Given exercise —
Copy out each line that mentions the word "this".

----- Excerpted records -----

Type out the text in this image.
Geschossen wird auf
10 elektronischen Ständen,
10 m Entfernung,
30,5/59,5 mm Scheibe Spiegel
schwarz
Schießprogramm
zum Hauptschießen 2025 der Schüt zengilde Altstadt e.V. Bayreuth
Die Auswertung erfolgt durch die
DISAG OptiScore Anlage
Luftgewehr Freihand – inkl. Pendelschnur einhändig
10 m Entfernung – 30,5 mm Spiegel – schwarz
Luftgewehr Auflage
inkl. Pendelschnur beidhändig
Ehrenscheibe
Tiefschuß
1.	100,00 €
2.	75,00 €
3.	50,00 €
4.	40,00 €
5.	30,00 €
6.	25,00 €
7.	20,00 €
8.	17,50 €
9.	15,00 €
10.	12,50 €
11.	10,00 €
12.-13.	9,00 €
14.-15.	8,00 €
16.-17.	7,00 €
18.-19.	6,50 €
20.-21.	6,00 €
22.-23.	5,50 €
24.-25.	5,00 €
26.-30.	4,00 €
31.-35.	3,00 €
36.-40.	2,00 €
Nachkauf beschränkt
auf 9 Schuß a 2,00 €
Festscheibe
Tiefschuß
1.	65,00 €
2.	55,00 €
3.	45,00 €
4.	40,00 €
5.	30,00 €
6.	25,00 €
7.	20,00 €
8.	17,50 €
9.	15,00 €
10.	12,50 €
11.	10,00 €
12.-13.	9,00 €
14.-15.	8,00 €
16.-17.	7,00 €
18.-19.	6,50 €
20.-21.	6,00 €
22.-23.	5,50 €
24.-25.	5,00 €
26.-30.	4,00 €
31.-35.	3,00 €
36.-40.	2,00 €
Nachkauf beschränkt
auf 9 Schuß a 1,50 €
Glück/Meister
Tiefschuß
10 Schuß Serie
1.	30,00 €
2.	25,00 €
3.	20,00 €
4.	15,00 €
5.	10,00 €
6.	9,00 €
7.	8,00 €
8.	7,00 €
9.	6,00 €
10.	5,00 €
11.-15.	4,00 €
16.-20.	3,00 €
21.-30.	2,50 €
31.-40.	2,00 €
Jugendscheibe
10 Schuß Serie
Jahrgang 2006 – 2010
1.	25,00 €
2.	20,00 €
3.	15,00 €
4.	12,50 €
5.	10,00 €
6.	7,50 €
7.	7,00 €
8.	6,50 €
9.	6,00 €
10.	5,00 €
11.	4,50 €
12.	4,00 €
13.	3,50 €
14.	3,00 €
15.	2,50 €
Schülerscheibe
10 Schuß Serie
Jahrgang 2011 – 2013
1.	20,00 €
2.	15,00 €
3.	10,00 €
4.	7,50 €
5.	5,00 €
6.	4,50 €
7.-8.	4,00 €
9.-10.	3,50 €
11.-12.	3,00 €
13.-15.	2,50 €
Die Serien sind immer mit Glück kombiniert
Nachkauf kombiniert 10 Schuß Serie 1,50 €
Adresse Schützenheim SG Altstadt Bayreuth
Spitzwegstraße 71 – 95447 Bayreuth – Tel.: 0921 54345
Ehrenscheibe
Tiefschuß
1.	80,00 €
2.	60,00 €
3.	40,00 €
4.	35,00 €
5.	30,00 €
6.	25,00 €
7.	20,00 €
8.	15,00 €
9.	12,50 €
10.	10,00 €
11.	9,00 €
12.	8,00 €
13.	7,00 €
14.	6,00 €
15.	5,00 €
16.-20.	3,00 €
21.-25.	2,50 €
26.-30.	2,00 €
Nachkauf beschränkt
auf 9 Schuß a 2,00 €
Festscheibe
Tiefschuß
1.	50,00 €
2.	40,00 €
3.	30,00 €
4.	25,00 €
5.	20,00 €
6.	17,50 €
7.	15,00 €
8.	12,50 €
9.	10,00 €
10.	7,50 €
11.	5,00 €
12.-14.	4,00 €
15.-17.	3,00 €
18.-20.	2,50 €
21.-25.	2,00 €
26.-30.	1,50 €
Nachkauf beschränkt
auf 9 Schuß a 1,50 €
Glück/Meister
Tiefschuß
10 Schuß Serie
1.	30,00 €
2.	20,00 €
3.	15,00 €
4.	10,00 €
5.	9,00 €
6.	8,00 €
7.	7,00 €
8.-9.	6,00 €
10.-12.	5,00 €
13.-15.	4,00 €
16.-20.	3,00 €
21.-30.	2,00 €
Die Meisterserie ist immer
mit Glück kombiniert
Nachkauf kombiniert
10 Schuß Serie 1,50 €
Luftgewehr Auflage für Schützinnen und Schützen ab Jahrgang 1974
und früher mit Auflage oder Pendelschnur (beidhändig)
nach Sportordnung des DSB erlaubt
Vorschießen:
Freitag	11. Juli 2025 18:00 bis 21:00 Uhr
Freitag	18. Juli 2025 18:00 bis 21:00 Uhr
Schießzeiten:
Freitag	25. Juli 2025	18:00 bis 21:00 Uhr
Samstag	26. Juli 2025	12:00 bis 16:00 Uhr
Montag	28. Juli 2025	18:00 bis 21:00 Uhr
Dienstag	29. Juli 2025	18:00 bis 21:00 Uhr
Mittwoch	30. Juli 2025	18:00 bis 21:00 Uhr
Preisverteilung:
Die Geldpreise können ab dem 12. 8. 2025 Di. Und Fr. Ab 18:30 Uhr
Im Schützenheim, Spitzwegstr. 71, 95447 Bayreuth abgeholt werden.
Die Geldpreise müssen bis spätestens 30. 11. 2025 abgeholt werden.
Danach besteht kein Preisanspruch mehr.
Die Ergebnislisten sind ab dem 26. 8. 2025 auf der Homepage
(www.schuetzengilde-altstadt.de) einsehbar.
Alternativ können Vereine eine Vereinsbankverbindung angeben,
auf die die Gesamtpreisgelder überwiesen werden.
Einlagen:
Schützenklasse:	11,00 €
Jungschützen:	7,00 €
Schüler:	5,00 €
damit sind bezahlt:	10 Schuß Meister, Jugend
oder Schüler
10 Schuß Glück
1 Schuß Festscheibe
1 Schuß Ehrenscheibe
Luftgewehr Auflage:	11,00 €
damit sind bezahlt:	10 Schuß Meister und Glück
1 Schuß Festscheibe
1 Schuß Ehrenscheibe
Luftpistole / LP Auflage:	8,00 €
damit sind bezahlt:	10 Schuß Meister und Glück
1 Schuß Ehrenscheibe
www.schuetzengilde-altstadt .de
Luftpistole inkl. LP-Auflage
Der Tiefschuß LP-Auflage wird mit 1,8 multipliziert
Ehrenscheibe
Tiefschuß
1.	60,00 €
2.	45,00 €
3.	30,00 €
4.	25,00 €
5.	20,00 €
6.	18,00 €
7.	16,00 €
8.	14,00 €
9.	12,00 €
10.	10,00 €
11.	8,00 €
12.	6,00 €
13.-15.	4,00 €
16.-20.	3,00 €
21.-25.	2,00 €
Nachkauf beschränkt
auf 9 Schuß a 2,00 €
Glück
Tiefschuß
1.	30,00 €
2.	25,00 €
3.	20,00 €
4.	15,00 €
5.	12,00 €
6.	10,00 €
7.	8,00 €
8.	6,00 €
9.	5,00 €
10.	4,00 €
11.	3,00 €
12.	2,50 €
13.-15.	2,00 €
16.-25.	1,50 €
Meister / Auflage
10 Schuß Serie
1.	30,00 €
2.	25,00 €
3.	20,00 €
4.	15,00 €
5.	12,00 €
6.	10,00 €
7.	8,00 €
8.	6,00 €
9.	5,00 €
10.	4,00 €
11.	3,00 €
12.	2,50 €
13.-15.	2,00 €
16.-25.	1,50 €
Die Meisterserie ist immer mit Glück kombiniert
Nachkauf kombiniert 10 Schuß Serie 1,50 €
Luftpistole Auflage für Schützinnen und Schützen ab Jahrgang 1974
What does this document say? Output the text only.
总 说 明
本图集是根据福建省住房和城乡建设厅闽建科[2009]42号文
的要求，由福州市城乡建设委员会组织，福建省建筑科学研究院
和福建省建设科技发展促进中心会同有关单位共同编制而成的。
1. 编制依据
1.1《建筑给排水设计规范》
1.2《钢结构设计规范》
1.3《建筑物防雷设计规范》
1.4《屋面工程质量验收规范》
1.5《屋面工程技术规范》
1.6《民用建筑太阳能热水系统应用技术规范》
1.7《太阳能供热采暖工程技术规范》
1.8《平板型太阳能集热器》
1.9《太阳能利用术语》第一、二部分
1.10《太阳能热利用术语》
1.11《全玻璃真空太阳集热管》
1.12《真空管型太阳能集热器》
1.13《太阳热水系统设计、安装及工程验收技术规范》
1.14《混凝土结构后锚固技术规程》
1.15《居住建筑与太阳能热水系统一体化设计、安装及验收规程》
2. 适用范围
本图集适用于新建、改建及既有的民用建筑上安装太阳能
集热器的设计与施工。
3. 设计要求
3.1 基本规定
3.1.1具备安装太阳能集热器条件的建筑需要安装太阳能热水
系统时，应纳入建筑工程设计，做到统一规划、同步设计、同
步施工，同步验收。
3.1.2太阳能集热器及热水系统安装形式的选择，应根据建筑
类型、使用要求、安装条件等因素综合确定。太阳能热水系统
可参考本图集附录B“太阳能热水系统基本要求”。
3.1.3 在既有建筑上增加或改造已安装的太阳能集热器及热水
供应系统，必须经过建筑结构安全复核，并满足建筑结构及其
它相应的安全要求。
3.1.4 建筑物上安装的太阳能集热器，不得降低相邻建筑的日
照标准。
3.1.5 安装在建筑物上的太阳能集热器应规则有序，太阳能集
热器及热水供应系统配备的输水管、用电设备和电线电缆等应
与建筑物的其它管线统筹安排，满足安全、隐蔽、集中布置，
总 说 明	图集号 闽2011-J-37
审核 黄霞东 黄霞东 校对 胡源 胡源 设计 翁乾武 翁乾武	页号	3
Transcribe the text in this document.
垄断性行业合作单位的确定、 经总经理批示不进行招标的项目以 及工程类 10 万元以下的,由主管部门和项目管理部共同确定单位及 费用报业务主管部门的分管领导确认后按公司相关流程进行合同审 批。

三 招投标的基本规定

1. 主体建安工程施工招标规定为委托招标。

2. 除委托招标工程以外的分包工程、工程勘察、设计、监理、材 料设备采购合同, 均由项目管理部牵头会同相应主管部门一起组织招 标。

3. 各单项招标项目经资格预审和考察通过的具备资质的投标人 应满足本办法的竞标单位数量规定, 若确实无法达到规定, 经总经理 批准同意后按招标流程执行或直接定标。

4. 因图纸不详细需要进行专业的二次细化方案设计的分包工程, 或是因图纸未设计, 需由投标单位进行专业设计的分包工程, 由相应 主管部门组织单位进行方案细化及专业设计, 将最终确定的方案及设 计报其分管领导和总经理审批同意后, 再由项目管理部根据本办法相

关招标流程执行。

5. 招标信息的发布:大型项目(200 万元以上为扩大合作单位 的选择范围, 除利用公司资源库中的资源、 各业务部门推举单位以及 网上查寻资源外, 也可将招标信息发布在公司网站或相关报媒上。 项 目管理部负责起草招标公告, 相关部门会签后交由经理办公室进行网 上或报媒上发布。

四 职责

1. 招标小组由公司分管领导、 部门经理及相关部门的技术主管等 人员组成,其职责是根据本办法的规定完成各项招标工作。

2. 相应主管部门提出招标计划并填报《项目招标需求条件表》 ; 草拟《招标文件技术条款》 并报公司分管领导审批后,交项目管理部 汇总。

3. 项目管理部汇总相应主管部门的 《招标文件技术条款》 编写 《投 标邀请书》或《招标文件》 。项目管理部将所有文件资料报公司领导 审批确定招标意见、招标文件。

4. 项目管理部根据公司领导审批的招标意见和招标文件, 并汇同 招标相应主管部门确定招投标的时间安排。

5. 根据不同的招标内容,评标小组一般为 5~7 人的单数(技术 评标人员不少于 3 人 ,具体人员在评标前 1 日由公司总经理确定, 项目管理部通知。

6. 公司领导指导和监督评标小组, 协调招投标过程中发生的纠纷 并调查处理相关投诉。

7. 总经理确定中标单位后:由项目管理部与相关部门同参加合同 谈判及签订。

-----

Task solution —
Type out the text in this image.
What does this document say? Output the text only.
Transcribe the text in this document.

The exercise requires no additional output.